- _Brief_
Output every record word for word.

-- START Input --

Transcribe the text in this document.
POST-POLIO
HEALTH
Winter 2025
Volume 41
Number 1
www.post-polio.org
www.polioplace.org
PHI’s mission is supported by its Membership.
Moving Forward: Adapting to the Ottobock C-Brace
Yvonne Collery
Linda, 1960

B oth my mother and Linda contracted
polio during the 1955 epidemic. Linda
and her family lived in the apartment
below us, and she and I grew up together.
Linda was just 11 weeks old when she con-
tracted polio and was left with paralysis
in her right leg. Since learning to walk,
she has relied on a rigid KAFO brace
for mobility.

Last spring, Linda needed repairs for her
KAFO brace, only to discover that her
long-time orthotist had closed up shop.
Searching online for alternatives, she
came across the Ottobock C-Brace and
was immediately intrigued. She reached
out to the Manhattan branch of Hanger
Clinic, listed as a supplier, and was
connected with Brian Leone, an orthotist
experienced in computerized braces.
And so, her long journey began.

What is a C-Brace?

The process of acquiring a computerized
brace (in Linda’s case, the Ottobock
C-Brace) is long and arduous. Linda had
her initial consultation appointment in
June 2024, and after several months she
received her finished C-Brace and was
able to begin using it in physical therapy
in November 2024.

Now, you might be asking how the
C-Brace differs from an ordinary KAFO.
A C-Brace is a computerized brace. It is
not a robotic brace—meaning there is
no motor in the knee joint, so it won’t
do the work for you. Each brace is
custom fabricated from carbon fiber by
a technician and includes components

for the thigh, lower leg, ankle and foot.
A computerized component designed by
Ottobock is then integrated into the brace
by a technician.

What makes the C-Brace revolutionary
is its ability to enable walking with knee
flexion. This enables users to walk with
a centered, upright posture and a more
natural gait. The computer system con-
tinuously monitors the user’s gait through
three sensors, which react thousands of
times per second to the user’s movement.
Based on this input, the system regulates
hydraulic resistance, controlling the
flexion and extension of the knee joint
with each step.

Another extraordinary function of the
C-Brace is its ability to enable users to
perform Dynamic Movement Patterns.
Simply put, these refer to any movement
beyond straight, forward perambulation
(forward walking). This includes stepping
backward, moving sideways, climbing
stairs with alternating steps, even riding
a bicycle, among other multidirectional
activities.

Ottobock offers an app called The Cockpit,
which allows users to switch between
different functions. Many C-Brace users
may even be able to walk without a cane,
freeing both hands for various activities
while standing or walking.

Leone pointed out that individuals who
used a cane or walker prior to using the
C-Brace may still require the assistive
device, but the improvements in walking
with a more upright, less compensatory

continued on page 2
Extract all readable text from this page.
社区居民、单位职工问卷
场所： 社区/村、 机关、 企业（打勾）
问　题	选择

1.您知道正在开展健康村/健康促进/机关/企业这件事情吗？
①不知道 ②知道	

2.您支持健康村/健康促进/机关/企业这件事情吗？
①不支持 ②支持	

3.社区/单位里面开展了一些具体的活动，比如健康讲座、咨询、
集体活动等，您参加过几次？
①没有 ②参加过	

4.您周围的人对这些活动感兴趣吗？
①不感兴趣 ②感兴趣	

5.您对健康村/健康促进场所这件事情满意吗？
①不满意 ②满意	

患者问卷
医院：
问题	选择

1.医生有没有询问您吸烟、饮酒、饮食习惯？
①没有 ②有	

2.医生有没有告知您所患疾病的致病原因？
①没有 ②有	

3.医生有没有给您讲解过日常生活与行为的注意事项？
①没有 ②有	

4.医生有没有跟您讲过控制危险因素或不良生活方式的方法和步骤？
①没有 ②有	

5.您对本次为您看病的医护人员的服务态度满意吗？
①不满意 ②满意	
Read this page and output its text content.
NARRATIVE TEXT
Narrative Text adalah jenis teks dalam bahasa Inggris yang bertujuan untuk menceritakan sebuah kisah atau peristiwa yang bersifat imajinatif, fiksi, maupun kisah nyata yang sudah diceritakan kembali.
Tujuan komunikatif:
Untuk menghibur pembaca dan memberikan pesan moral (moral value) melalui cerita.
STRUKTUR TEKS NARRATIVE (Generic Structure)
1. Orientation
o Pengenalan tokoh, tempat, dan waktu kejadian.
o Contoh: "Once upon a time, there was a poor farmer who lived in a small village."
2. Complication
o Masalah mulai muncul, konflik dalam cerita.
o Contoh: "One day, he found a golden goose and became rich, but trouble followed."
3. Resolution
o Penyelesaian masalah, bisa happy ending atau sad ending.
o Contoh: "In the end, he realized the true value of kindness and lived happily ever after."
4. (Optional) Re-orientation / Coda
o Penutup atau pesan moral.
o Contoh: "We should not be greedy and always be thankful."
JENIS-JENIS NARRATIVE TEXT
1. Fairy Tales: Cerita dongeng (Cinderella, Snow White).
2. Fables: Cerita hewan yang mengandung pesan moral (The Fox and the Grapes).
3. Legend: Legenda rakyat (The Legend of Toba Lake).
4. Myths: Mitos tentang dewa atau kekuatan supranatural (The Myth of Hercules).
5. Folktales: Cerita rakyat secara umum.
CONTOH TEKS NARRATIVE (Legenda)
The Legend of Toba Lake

-- END Input --

- _Output of the task_
Transcribe the text in this document.
POST-POLIO
HEALTH
Winter 2025
Volume 41
Number 1
www.post-polio.org
www.polioplace.org
PHI’s mission is supported by its Membership.
Moving Forward: Adapting to the Ottobock C-Brace
Yvonne Collery
Linda, 1960

B oth my mother and Linda contracted
polio during the 1955 epidemic. Linda
and her family lived in the apartment
below us, and she and I grew up together.
Linda was just 11 weeks old when she con-
tracted polio and was left with paralysis
in her right leg. Since learning to walk,
she has relied on a rigid KAFO brace
for mobility.

Last spring, Linda needed repairs for her
KAFO brace, only to discover that her
long-time orthotist had closed up shop.
Searching online for alternatives, she
came across the Ottobock C-Brace and
was immediately intrigued. She reached
out to the Manhattan branch of Hanger
Clinic, listed as a supplier, and was
connected with Brian Leone, an orthotist
experienced in computerized braces.
And so, her long journey began.

What is a C-Brace?

The process of acquiring a computerized
brace (in Linda’s case, the Ottobock
C-Brace) is long and arduous. Linda had
her initial consultation appointment in
June 2024, and after several months she
received her finished C-Brace and was
able to begin using it in physical therapy
in November 2024.

Now, you might be asking how the
C-Brace differs from an ordinary KAFO.
A C-Brace is a computerized brace. It is
not a robotic brace—meaning there is
no motor in the knee joint, so it won’t
do the work for you. Each brace is
custom fabricated from carbon fiber by
a technician and includes components

for the thigh, lower leg, ankle and foot.
A computerized component designed by
Ottobock is then integrated into the brace
by a technician.

What makes the C-Brace revolutionary
is its ability to enable walking with knee
flexion. This enables users to walk with
a centered, upright posture and a more
natural gait. The computer system con-
tinuously monitors the user’s gait through
three sensors, which react thousands of
times per second to the user’s movement.
Based on this input, the system regulates
hydraulic resistance, controlling the
flexion and extension of the knee joint
with each step.

Another extraordinary function of the
C-Brace is its ability to enable users to
perform Dynamic Movement Patterns.
Simply put, these refer to any movement
beyond straight, forward perambulation
(forward walking). This includes stepping
backward, moving sideways, climbing
stairs with alternating steps, even riding
a bicycle, among other multidirectional
activities.

Ottobock offers an app called The Cockpit,
which allows users to switch between
different functions. Many C-Brace users
may even be able to walk without a cane,
freeing both hands for various activities
while standing or walking.

Leone pointed out that individuals who
used a cane or walker prior to using the
C-Brace may still require the assistive
device, but the improvements in walking
with a more upright, less compensatory

continued on page 2
Extract all readable text from this page.
社区居民、单位职工问卷
场所： 社区/村、 机关、 企业（打勾）
问　题	选择

1.您知道正在开展健康村/健康促进/机关/企业这件事情吗？
①不知道 ②知道	

2.您支持健康村/健康促进/机关/企业这件事情吗？
①不支持 ②支持	

3.社区/单位里面开展了一些具体的活动，比如健康讲座、咨询、
集体活动等，您参加过几次？
①没有 ②参加过	

4.您周围的人对这些活动感兴趣吗？
①不感兴趣 ②感兴趣	

5.您对健康村/健康促进场所这件事情满意吗？
①不满意 ②满意	

患者问卷
医院：
问题	选择

1.医生有没有询问您吸烟、饮酒、饮食习惯？
①没有 ②有	

2.医生有没有告知您所患疾病的致病原因？
①没有 ②有	

3.医生有没有给您讲解过日常生活与行为的注意事项？
①没有 ②有	

4.医生有没有跟您讲过控制危险因素或不良生活方式的方法和步骤？
①没有 ②有	

5.您对本次为您看病的医护人员的服务态度满意吗？
①不满意 ②满意	
Read this page and output its text content.
NARRATIVE TEXT
Narrative Text adalah jenis teks dalam bahasa Inggris yang bertujuan untuk menceritakan sebuah kisah atau peristiwa yang bersifat imajinatif, fiksi, maupun kisah nyata yang sudah diceritakan kembali.
Tujuan komunikatif:
Untuk menghibur pembaca dan memberikan pesan moral (moral value) melalui cerita.
STRUKTUR TEKS NARRATIVE (Generic Structure)
1. Orientation
o Pengenalan tokoh, tempat, dan waktu kejadian.
o Contoh: "Once upon a time, there was a poor farmer who lived in a small village."
2. Complication
o Masalah mulai muncul, konflik dalam cerita.
o Contoh: "One day, he found a golden goose and became rich, but trouble followed."
3. Resolution
o Penyelesaian masalah, bisa happy ending atau sad ending.
o Contoh: "In the end, he realized the true value of kindness and lived happily ever after."
4. (Optional) Re-orientation / Coda
o Penutup atau pesan moral.
o Contoh: "We should not be greedy and always be thankful."
JENIS-JENIS NARRATIVE TEXT
1. Fairy Tales: Cerita dongeng (Cinderella, Snow White).
2. Fables: Cerita hewan yang mengandung pesan moral (The Fox and the Grapes).
3. Legend: Legenda rakyat (The Legend of Toba Lake).
4. Myths: Mitos tentang dewa atau kekuatan supranatural (The Myth of Hercules).
5. Folktales: Cerita rakyat secara umum.
CONTOH TEKS NARRATIVE (Legenda)
The Legend of Toba Lake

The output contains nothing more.